__Do this__
Keep only the lines of the listing that include the word "selected", and copy them.

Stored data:

============

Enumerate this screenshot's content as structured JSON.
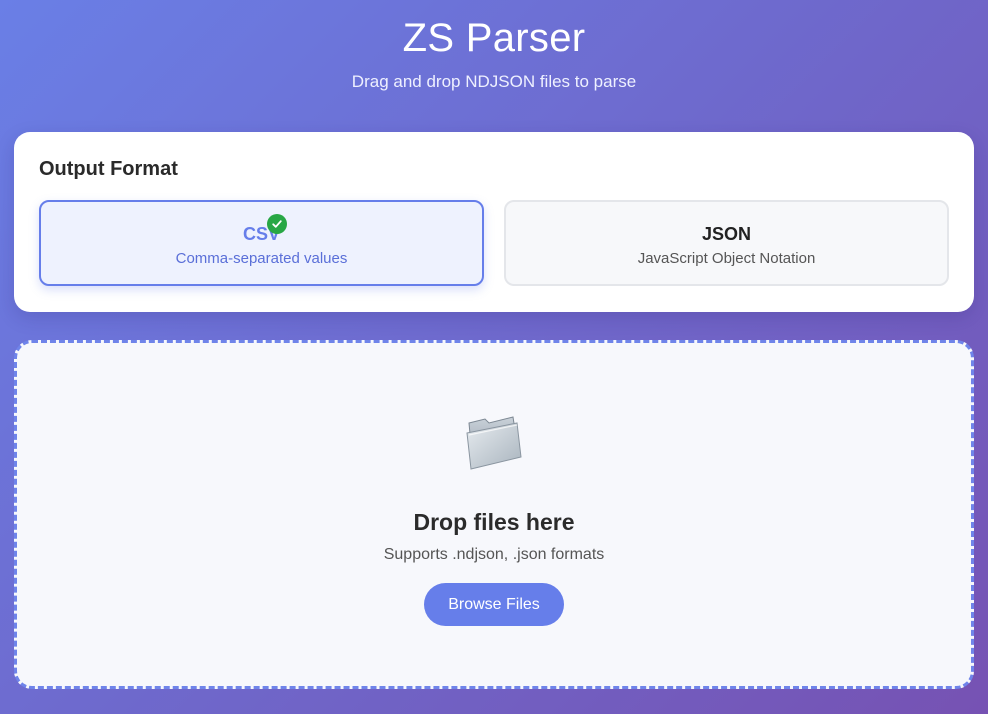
{
  "header": {
    "title": "ZS Parser",
    "subtitle": "Drag and drop NDJSON files to parse"
  },
  "output_format": {
    "heading": "Output Format",
    "selected": "CSV",
    "options": [
      {
        "label": "CSV",
        "description": "Comma-separated values",
        "selected": true
      },
      {
        "label": "JSON",
        "description": "JavaScript Object Notation",
        "selected": false
      }
    ]
  },
  "dropzone": {
    "icon": "folder-icon",
    "title": "Drop files here",
    "subtitle": "Supports .ndjson, .json formats",
    "button_label": "Browse Files"
  },
  "colors": {
    "accent": "#667eea",
    "check": "#28a745",
    "background_start": "#6a7fe6",
    "background_end": "#7652b3"
  }
}
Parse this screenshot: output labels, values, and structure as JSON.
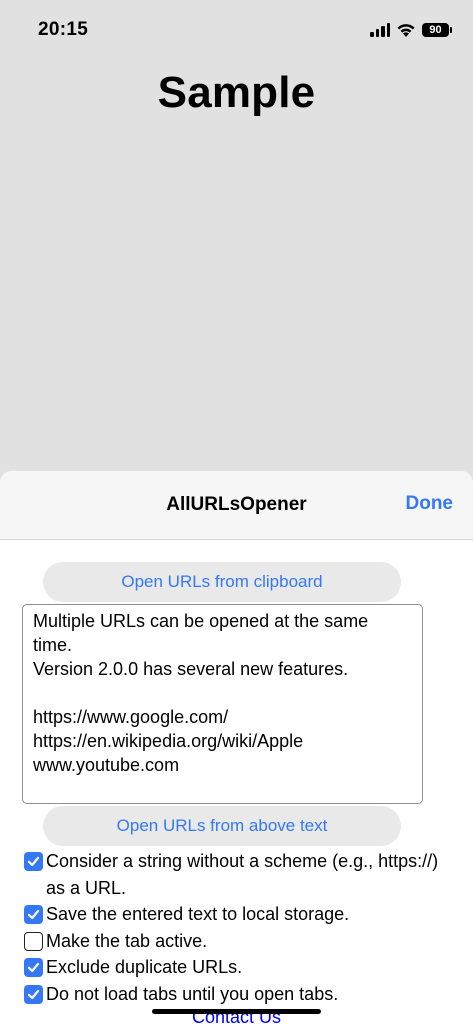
{
  "status_bar": {
    "time": "20:15",
    "battery": "90",
    "icons": [
      "signal-icon",
      "wifi-icon",
      "battery-icon"
    ]
  },
  "page": {
    "title": "Sample"
  },
  "sheet": {
    "title": "AllURLsOpener",
    "done_label": "Done",
    "open_clipboard_label": "Open URLs from clipboard",
    "text_value": "Multiple URLs can be opened at the same time.\nVersion 2.0.0 has several new features.\n\nhttps://www.google.com/\nhttps://en.wikipedia.org/wiki/Apple\nwww.youtube.com",
    "open_above_label": "Open URLs from above text",
    "options": [
      {
        "label": "Consider a string without a scheme (e.g., https://) as a URL.",
        "checked": true
      },
      {
        "label": "Save the entered text to local storage.",
        "checked": true
      },
      {
        "label": "Make the tab active.",
        "checked": false
      },
      {
        "label": "Exclude duplicate URLs.",
        "checked": true
      },
      {
        "label": "Do not load tabs until you open tabs.",
        "checked": true
      }
    ],
    "contact_label": "Contact Us"
  },
  "colors": {
    "accent": "#3478f6",
    "background": "#e1e1e1",
    "link": "#0000ee"
  }
}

============

__Right answer__
    "selected": "CSV",
        "selected": true
        "selected": false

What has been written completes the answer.